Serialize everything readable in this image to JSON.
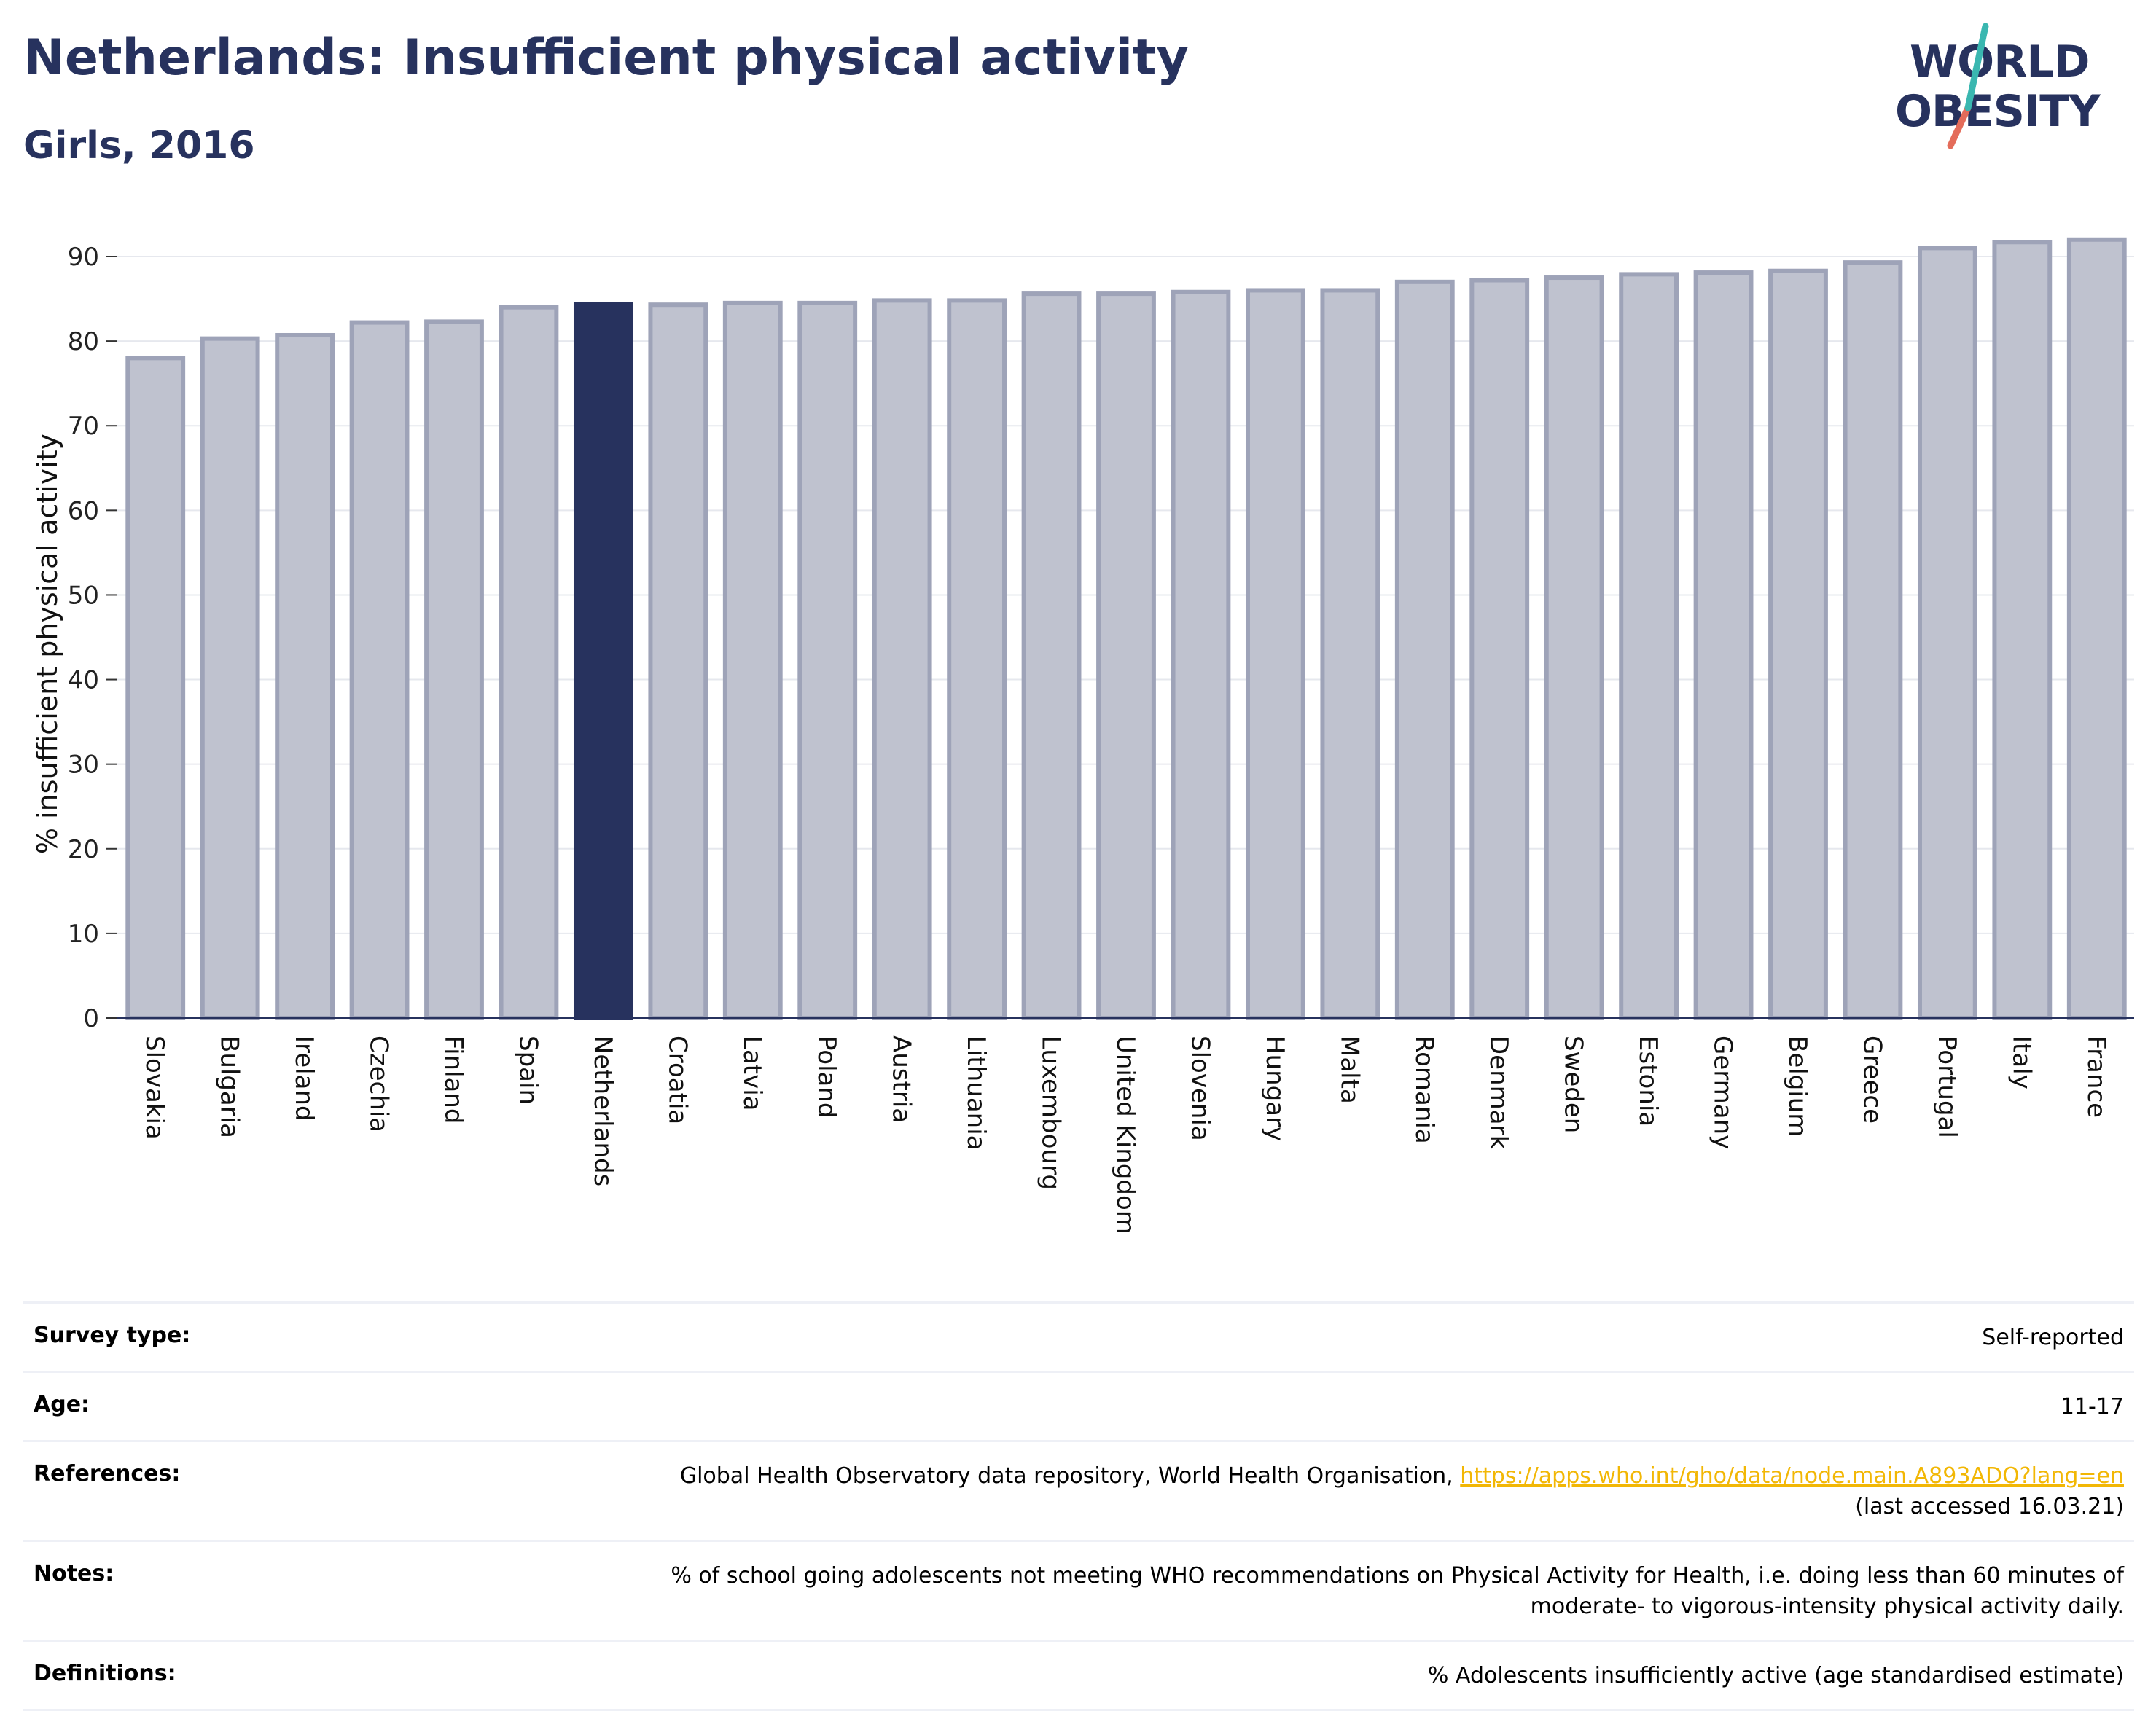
{
  "header": {
    "title": "Netherlands: Insufficient physical activity",
    "subtitle": "Girls, 2016"
  },
  "logo": {
    "line1": "WORLD",
    "line2": "OBESITY"
  },
  "colors": {
    "highlight_bar": "#27325e",
    "bar": "#bfc2cf",
    "bar_stroke": "#9ea3b8",
    "text_dark": "#27325e",
    "link": "#f2b705",
    "logo_slash_teal": "#3ab7b0",
    "logo_slash_coral": "#e46c5a"
  },
  "chart_data": {
    "type": "bar",
    "ylabel": "% insufficient physical activity",
    "xlabel": "",
    "ylim": [
      0,
      90
    ],
    "yticks": [
      "0",
      "10",
      "20",
      "30",
      "40",
      "50",
      "60",
      "70",
      "80",
      "90"
    ],
    "grid": true,
    "highlight": "Netherlands",
    "categories": [
      "Slovakia",
      "Bulgaria",
      "Ireland",
      "Czechia",
      "Finland",
      "Spain",
      "Netherlands",
      "Croatia",
      "Latvia",
      "Poland",
      "Austria",
      "Lithuania",
      "Luxembourg",
      "United Kingdom",
      "Slovenia",
      "Hungary",
      "Malta",
      "Romania",
      "Denmark",
      "Sweden",
      "Estonia",
      "Germany",
      "Belgium",
      "Greece",
      "Portugal",
      "Italy",
      "France"
    ],
    "values": [
      78.0,
      80.3,
      80.7,
      82.2,
      82.3,
      84.0,
      84.4,
      84.3,
      84.5,
      84.5,
      84.8,
      84.8,
      85.6,
      85.6,
      85.8,
      86.0,
      86.0,
      87.0,
      87.2,
      87.5,
      87.9,
      88.1,
      88.3,
      89.3,
      91.0,
      91.7,
      92.0
    ]
  },
  "info": {
    "survey_type": {
      "label": "Survey type:",
      "value": "Self-reported"
    },
    "age": {
      "label": "Age:",
      "value": "11-17"
    },
    "references": {
      "label": "References:",
      "text": "Global Health Observatory data repository, World Health Organisation,",
      "link": "https://apps.who.int/gho/data/node.main.A893ADO?lang=en",
      "accessed": "(last accessed 16.03.21)"
    },
    "notes": {
      "label": "Notes:",
      "line1": "% of school going adolescents not meeting WHO recommendations on Physical Activity for Health, i.e. doing less than 60 minutes of",
      "line2": "moderate- to vigorous-intensity physical activity daily."
    },
    "definitions": {
      "label": "Definitions:",
      "value": "% Adolescents insufficiently active (age standardised estimate)"
    }
  }
}
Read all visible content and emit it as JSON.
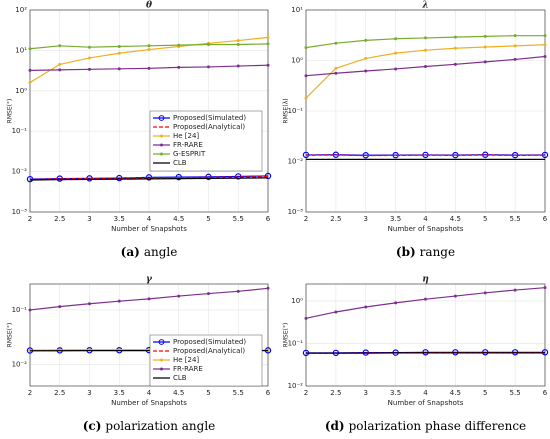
{
  "chart_data": [
    {
      "type": "line",
      "title": "θ",
      "ylabel": "RMSE(°)",
      "xlabel": "Number of Snapshots",
      "panel": "(a)",
      "caption": "angle",
      "log_y": true,
      "grid": true,
      "legend": "east",
      "x": [
        2,
        2.5,
        3,
        3.5,
        4,
        4.5,
        5,
        5.5,
        6
      ],
      "xlim": [
        2,
        6
      ],
      "xticks": [
        2,
        2.5,
        3,
        3.5,
        4,
        4.5,
        5,
        5.5,
        6
      ],
      "ylim": [
        0.001,
        100
      ],
      "yticks": [
        {
          "value": 0.001,
          "label": "10⁻³"
        },
        {
          "value": 0.01,
          "label": "10⁻²"
        },
        {
          "value": 0.1,
          "label": "10⁻¹"
        },
        {
          "value": 1,
          "label": "10⁰"
        },
        {
          "value": 10,
          "label": "10¹"
        },
        {
          "value": 100,
          "label": "10²"
        }
      ],
      "series": [
        {
          "name": "Proposed(Simulated)",
          "color": "#0000ff",
          "marker": "circle",
          "dashed": false,
          "values": [
            0.0065,
            0.0067,
            0.0068,
            0.0069,
            0.0072,
            0.0073,
            0.0074,
            0.0076,
            0.0078
          ]
        },
        {
          "name": "Proposed(Analytical)",
          "color": "#ff0000",
          "marker": "none",
          "dashed": true,
          "values": [
            0.0064,
            0.0066,
            0.0067,
            0.0068,
            0.007,
            0.0071,
            0.0072,
            0.0073,
            0.0075
          ]
        },
        {
          "name": "He [24]",
          "color": "#edb120",
          "marker": "dot",
          "dashed": false,
          "values": [
            1.6,
            4.5,
            6.5,
            8.5,
            10.5,
            12.5,
            15,
            17.5,
            21
          ]
        },
        {
          "name": "FR-RARE",
          "color": "#7e2f8e",
          "marker": "dot",
          "dashed": false,
          "values": [
            3.2,
            3.3,
            3.4,
            3.5,
            3.6,
            3.8,
            3.9,
            4.1,
            4.3
          ]
        },
        {
          "name": "G-ESPRIT",
          "color": "#77ac30",
          "marker": "dot",
          "dashed": false,
          "values": [
            11,
            13,
            12,
            12.5,
            13,
            13.5,
            14,
            14,
            14.5
          ]
        },
        {
          "name": "CLB",
          "color": "#000000",
          "marker": "none",
          "dashed": false,
          "values": [
            0.0062,
            0.0063,
            0.0064,
            0.0065,
            0.0066,
            0.0067,
            0.0068,
            0.0069,
            0.007
          ]
        }
      ]
    },
    {
      "type": "line",
      "title": "λ",
      "ylabel": "RMSE(λ)",
      "xlabel": "Number of Snapshots",
      "panel": "(b)",
      "caption": "range",
      "log_y": true,
      "grid": true,
      "x": [
        2,
        2.5,
        3,
        3.5,
        4,
        4.5,
        5,
        5.5,
        6
      ],
      "xlim": [
        2,
        6
      ],
      "xticks": [
        2,
        2.5,
        3,
        3.5,
        4,
        4.5,
        5,
        5.5,
        6
      ],
      "ylim": [
        0.001,
        10
      ],
      "yticks": [
        {
          "value": 0.001,
          "label": "10⁻³"
        },
        {
          "value": 0.01,
          "label": "10⁻²"
        },
        {
          "value": 0.1,
          "label": "10⁻¹"
        },
        {
          "value": 1,
          "label": "10⁰"
        },
        {
          "value": 10,
          "label": "10¹"
        }
      ],
      "series": [
        {
          "color": "#0000ff",
          "marker": "circle",
          "dashed": false,
          "values": [
            0.0135,
            0.0136,
            0.0133,
            0.0134,
            0.0135,
            0.0134,
            0.0136,
            0.0134,
            0.0135
          ]
        },
        {
          "color": "#ff0000",
          "marker": "none",
          "dashed": true,
          "values": [
            0.0133,
            0.0134,
            0.0131,
            0.0132,
            0.0133,
            0.0132,
            0.0134,
            0.0132,
            0.0133
          ]
        },
        {
          "color": "#edb120",
          "marker": "dot",
          "dashed": false,
          "values": [
            0.18,
            0.7,
            1.1,
            1.4,
            1.6,
            1.75,
            1.85,
            1.95,
            2.05
          ]
        },
        {
          "color": "#7e2f8e",
          "marker": "dot",
          "dashed": false,
          "values": [
            0.5,
            0.56,
            0.62,
            0.68,
            0.76,
            0.84,
            0.94,
            1.05,
            1.2
          ]
        },
        {
          "color": "#77ac30",
          "marker": "dot",
          "dashed": false,
          "values": [
            1.8,
            2.2,
            2.5,
            2.7,
            2.8,
            2.9,
            3.0,
            3.1,
            3.1
          ]
        },
        {
          "color": "#000000",
          "marker": "none",
          "dashed": false,
          "values": [
            0.011,
            0.011,
            0.011,
            0.011,
            0.011,
            0.011,
            0.011,
            0.011,
            0.011
          ]
        }
      ]
    },
    {
      "type": "line",
      "title": "γ",
      "ylabel": "RMSE(°)",
      "xlabel": "Number of Snapshots",
      "panel": "(c)",
      "caption": "polarization angle",
      "log_y": true,
      "grid": true,
      "legend": "east",
      "x": [
        2,
        2.5,
        3,
        3.5,
        4,
        4.5,
        5,
        5.5,
        6
      ],
      "xlim": [
        2,
        6
      ],
      "xticks": [
        2,
        2.5,
        3,
        3.5,
        4,
        4.5,
        5,
        5.5,
        6
      ],
      "ylim": [
        0.004,
        0.3
      ],
      "yticks": [
        {
          "value": 0.01,
          "label": "10⁻²"
        },
        {
          "value": 0.1,
          "label": "10⁻¹"
        }
      ],
      "series": [
        {
          "name": "Proposed(Simulated)",
          "color": "#0000ff",
          "marker": "circle",
          "dashed": false,
          "values": [
            0.018,
            0.0181,
            0.0182,
            0.0182,
            0.0183,
            0.0182,
            0.0182,
            0.0181,
            0.0181
          ]
        },
        {
          "name": "Proposed(Analytical)",
          "color": "#ff0000",
          "marker": "none",
          "dashed": true,
          "values": [
            0.0179,
            0.018,
            0.0181,
            0.0181,
            0.0182,
            0.0181,
            0.0181,
            0.018,
            0.018
          ]
        },
        {
          "name": "He [24]",
          "color": "#edb120",
          "marker": "dot",
          "dashed": false,
          "values": [
            0.0182,
            0.0185,
            0.0186,
            0.0186,
            0.0187,
            0.0185,
            0.0184,
            0.0183,
            0.0183
          ]
        },
        {
          "name": "FR-RARE",
          "color": "#7e2f8e",
          "marker": "dot",
          "dashed": false,
          "values": [
            0.1,
            0.115,
            0.13,
            0.145,
            0.16,
            0.18,
            0.2,
            0.22,
            0.25
          ]
        },
        {
          "name": "CLB",
          "color": "#000000",
          "marker": "none",
          "dashed": false,
          "values": [
            0.0178,
            0.0178,
            0.0179,
            0.0179,
            0.0179,
            0.0179,
            0.0179,
            0.0179,
            0.0179
          ]
        }
      ]
    },
    {
      "type": "line",
      "title": "η",
      "ylabel": "RMSE(°)",
      "xlabel": "Number of Snapshots",
      "panel": "(d)",
      "caption": "polarization phase difference",
      "log_y": true,
      "grid": true,
      "x": [
        2,
        2.5,
        3,
        3.5,
        4,
        4.5,
        5,
        5.5,
        6
      ],
      "xlim": [
        2,
        6
      ],
      "xticks": [
        2,
        2.5,
        3,
        3.5,
        4,
        4.5,
        5,
        5.5,
        6
      ],
      "ylim": [
        0.01,
        2.5
      ],
      "yticks": [
        {
          "value": 0.01,
          "label": "10⁻²"
        },
        {
          "value": 0.1,
          "label": "10⁻¹"
        },
        {
          "value": 1,
          "label": "10⁰"
        }
      ],
      "series": [
        {
          "color": "#0000ff",
          "marker": "circle",
          "dashed": false,
          "values": [
            0.06,
            0.06,
            0.061,
            0.061,
            0.062,
            0.062,
            0.062,
            0.062,
            0.062
          ]
        },
        {
          "color": "#ff0000",
          "marker": "none",
          "dashed": true,
          "values": [
            0.059,
            0.059,
            0.06,
            0.06,
            0.061,
            0.061,
            0.061,
            0.061,
            0.061
          ]
        },
        {
          "color": "#7e2f8e",
          "marker": "dot",
          "dashed": false,
          "values": [
            0.39,
            0.55,
            0.72,
            0.9,
            1.1,
            1.3,
            1.55,
            1.8,
            2.05
          ]
        },
        {
          "color": "#000000",
          "marker": "none",
          "dashed": false,
          "values": [
            0.059,
            0.059,
            0.059,
            0.06,
            0.06,
            0.06,
            0.06,
            0.06,
            0.06
          ]
        }
      ]
    }
  ]
}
* * * * * * * * *
GIVEN EXERCISE: Take every line from the data that contains the word "link".

SOLUTION:
    "link": "#f2b705",
      "link": "https://apps.who.int/gho/data/node.main.A893ADO?lang=en",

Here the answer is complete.